» **Set problem**:
Output all of the data below exactly as given.
* START Listed entries *
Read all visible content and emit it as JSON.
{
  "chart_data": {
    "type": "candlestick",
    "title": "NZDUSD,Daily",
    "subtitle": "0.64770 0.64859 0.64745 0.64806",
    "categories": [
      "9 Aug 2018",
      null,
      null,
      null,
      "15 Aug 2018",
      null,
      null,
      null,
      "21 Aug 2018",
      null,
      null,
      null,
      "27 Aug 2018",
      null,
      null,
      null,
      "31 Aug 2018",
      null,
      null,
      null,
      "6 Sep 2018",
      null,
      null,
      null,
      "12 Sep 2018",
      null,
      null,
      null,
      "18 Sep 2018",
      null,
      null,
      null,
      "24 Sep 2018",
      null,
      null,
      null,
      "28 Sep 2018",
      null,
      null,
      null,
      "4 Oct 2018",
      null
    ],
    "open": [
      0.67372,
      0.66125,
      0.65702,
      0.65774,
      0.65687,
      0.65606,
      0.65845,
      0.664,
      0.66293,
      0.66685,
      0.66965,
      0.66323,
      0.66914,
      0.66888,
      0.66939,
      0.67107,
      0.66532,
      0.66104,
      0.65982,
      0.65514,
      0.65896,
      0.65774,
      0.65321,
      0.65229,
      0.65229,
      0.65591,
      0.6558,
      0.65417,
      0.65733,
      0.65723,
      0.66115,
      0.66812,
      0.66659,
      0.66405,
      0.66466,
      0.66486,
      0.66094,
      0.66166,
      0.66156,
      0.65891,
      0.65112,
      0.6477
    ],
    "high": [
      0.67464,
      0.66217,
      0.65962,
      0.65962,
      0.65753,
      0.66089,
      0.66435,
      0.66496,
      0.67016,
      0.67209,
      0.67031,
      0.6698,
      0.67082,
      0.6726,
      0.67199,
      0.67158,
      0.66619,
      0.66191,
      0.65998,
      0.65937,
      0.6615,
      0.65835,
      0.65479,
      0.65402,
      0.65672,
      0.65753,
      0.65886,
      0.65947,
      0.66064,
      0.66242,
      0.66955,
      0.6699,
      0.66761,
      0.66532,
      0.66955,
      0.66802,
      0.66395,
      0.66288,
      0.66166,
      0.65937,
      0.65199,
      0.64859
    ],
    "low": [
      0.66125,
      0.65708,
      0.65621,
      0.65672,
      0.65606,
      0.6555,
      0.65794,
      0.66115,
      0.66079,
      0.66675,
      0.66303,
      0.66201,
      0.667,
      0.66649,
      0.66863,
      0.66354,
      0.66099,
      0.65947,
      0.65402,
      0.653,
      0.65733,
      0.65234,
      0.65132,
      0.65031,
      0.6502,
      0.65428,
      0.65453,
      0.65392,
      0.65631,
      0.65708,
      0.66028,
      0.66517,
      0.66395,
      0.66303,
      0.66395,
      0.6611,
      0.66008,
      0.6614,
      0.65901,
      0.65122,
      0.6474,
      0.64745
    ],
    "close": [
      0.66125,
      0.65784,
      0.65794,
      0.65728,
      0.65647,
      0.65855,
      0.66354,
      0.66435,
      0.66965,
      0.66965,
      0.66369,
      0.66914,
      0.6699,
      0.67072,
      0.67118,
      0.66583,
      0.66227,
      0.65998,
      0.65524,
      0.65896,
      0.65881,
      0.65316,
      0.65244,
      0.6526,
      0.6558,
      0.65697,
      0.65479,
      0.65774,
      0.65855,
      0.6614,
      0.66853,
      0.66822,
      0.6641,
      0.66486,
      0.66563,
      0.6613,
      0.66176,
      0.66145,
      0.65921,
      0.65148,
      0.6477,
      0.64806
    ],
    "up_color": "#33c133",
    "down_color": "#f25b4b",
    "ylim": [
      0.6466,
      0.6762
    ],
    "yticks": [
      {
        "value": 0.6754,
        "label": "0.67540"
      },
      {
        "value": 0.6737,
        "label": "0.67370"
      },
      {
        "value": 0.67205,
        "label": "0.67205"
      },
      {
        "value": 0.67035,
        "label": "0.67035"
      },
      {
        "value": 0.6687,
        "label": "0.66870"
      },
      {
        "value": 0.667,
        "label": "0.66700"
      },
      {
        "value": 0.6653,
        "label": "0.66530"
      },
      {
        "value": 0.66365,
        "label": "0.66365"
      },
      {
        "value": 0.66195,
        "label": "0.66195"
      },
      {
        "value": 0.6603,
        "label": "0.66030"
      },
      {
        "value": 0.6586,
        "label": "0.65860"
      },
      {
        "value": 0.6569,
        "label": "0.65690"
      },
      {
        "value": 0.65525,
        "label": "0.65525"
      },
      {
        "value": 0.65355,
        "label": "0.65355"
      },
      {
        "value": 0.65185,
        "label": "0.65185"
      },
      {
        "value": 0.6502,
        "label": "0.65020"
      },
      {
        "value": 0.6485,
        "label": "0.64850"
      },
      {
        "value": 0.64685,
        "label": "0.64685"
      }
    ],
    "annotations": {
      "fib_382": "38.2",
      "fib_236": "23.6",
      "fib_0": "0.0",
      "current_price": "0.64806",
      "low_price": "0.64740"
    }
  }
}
* END Listed entries *
» **Finished answer**:
Read all visible content and emit it as JSON.
{
  "chart_data": {
    "type": "candlestick",
    "title": "NZDUSD,Daily",
    "subtitle": "0.64770 0.64859 0.64745 0.64806",
    "categories": [
      "9 Aug 2018",
      null,
      null,
      null,
      "15 Aug 2018",
      null,
      null,
      null,
      "21 Aug 2018",
      null,
      null,
      null,
      "27 Aug 2018",
      null,
      null,
      null,
      "31 Aug 2018",
      null,
      null,
      null,
      "6 Sep 2018",
      null,
      null,
      null,
      "12 Sep 2018",
      null,
      null,
      null,
      "18 Sep 2018",
      null,
      null,
      null,
      "24 Sep 2018",
      null,
      null,
      null,
      "28 Sep 2018",
      null,
      null,
      null,
      "4 Oct 2018",
      null
    ],
    "open": [
      0.67372,
      0.66125,
      0.65702,
      0.65774,
      0.65687,
      0.65606,
      0.65845,
      0.664,
      0.66293,
      0.66685,
      0.66965,
      0.66323,
      0.66914,
      0.66888,
      0.66939,
      0.67107,
      0.66532,
      0.66104,
      0.65982,
      0.65514,
      0.65896,
      0.65774,
      0.65321,
      0.65229,
      0.65229,
      0.65591,
      0.6558,
      0.65417,
      0.65733,
      0.65723,
      0.66115,
      0.66812,
      0.66659,
      0.66405,
      0.66466,
      0.66486,
      0.66094,
      0.66166,
      0.66156,
      0.65891,
      0.65112,
      0.6477
    ],
    "high": [
      0.67464,
      0.66217,
      0.65962,
      0.65962,
      0.65753,
      0.66089,
      0.66435,
      0.66496,
      0.67016,
      0.67209,
      0.67031,
      0.6698,
      0.67082,
      0.6726,
      0.67199,
      0.67158,
      0.66619,
      0.66191,
      0.65998,
      0.65937,
      0.6615,
      0.65835,
      0.65479,
      0.65402,
      0.65672,
      0.65753,
      0.65886,
      0.65947,
      0.66064,
      0.66242,
      0.66955,
      0.6699,
      0.66761,
      0.66532,
      0.66955,
      0.66802,
      0.66395,
      0.66288,
      0.66166,
      0.65937,
      0.65199,
      0.64859
    ],
    "low": [
      0.66125,
      0.65708,
      0.65621,
      0.65672,
      0.65606,
      0.6555,
      0.65794,
      0.66115,
      0.66079,
      0.66675,
      0.66303,
      0.66201,
      0.667,
      0.66649,
      0.66863,
      0.66354,
      0.66099,
      0.65947,
      0.65402,
      0.653,
      0.65733,
      0.65234,
      0.65132,
      0.65031,
      0.6502,
      0.65428,
      0.65453,
      0.65392,
      0.65631,
      0.65708,
      0.66028,
      0.66517,
      0.66395,
      0.66303,
      0.66395,
      0.6611,
      0.66008,
      0.6614,
      0.65901,
      0.65122,
      0.6474,
      0.64745
    ],
    "close": [
      0.66125,
      0.65784,
      0.65794,
      0.65728,
      0.65647,
      0.65855,
      0.66354,
      0.66435,
      0.66965,
      0.66965,
      0.66369,
      0.66914,
      0.6699,
      0.67072,
      0.67118,
      0.66583,
      0.66227,
      0.65998,
      0.65524,
      0.65896,
      0.65881,
      0.65316,
      0.65244,
      0.6526,
      0.6558,
      0.65697,
      0.65479,
      0.65774,
      0.65855,
      0.6614,
      0.66853,
      0.66822,
      0.6641,
      0.66486,
      0.66563,
      0.6613,
      0.66176,
      0.66145,
      0.65921,
      0.65148,
      0.6477,
      0.64806
    ],
    "up_color": "#33c133",
    "down_color": "#f25b4b",
    "ylim": [
      0.6466,
      0.6762
    ],
    "yticks": [
      {
        "value": 0.6754,
        "label": "0.67540"
      },
      {
        "value": 0.6737,
        "label": "0.67370"
      },
      {
        "value": 0.67205,
        "label": "0.67205"
      },
      {
        "value": 0.67035,
        "label": "0.67035"
      },
      {
        "value": 0.6687,
        "label": "0.66870"
      },
      {
        "value": 0.667,
        "label": "0.66700"
      },
      {
        "value": 0.6653,
        "label": "0.66530"
      },
      {
        "value": 0.66365,
        "label": "0.66365"
      },
      {
        "value": 0.66195,
        "label": "0.66195"
      },
      {
        "value": 0.6603,
        "label": "0.66030"
      },
      {
        "value": 0.6586,
        "label": "0.65860"
      },
      {
        "value": 0.6569,
        "label": "0.65690"
      },
      {
        "value": 0.65525,
        "label": "0.65525"
      },
      {
        "value": 0.65355,
        "label": "0.65355"
      },
      {
        "value": 0.65185,
        "label": "0.65185"
      },
      {
        "value": 0.6502,
        "label": "0.65020"
      },
      {
        "value": 0.6485,
        "label": "0.64850"
      },
      {
        "value": 0.64685,
        "label": "0.64685"
      }
    ],
    "annotations": {
      "fib_382": "38.2",
      "fib_236": "23.6",
      "fib_0": "0.0",
      "current_price": "0.64806",
      "low_price": "0.64740"
    }
  }
}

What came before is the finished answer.